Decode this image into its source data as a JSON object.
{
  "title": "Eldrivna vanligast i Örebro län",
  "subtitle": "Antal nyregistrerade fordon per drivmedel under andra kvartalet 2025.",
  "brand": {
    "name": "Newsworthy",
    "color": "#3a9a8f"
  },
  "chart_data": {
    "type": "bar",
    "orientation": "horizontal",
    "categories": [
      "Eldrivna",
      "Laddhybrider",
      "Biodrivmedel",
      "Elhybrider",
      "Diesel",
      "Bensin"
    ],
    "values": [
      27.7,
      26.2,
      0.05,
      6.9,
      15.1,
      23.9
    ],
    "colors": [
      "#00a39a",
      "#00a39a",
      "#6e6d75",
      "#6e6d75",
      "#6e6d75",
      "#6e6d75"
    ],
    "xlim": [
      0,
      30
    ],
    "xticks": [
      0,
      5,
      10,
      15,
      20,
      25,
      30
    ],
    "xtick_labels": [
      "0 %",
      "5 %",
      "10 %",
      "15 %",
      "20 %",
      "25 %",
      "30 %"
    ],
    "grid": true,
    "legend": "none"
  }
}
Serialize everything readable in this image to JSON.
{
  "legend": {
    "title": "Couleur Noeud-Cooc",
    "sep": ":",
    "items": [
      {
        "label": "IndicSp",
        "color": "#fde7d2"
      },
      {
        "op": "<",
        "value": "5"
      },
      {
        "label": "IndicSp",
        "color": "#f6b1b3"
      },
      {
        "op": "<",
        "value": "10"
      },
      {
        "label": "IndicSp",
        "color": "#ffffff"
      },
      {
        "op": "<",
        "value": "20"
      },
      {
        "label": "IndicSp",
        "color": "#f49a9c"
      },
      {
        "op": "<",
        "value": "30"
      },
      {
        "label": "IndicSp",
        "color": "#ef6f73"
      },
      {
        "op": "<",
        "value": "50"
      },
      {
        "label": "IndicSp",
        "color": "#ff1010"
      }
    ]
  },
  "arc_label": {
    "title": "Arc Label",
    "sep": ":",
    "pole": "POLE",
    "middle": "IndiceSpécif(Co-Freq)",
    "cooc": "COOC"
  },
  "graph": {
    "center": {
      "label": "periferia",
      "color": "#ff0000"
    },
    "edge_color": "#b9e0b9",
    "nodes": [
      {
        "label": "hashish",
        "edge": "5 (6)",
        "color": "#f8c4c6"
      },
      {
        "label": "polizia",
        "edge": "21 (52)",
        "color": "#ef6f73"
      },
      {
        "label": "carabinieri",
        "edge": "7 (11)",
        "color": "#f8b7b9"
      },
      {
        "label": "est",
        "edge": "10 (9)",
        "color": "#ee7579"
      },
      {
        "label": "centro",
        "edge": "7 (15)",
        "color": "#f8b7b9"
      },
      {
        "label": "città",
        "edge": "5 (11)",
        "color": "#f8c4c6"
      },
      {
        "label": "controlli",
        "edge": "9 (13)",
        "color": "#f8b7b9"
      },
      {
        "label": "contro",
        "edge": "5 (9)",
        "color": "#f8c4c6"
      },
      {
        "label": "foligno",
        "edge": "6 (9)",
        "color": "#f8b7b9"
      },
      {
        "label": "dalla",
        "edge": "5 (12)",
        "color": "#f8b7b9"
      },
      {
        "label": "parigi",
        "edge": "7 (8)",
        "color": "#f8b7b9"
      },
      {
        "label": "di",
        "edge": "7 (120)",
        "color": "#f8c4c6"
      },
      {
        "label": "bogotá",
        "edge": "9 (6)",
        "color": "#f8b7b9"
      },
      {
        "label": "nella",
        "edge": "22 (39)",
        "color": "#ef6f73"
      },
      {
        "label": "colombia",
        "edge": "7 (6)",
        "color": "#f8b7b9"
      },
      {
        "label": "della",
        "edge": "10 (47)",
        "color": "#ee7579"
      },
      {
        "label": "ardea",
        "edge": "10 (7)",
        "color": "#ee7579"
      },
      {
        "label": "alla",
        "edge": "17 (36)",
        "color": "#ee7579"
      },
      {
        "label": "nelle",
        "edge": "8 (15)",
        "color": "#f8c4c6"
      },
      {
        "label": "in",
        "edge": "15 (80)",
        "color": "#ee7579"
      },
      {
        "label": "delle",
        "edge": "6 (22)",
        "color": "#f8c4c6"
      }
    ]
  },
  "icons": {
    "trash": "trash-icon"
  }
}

* _DIRECTIONS FOR THIS TASK_:
Search the records for the word "JSON" and copy every line where it occurs.

* _THE COMPLETED TASK_:
Decode this image into its source data as a JSON object.
Serialize everything readable in this image to JSON.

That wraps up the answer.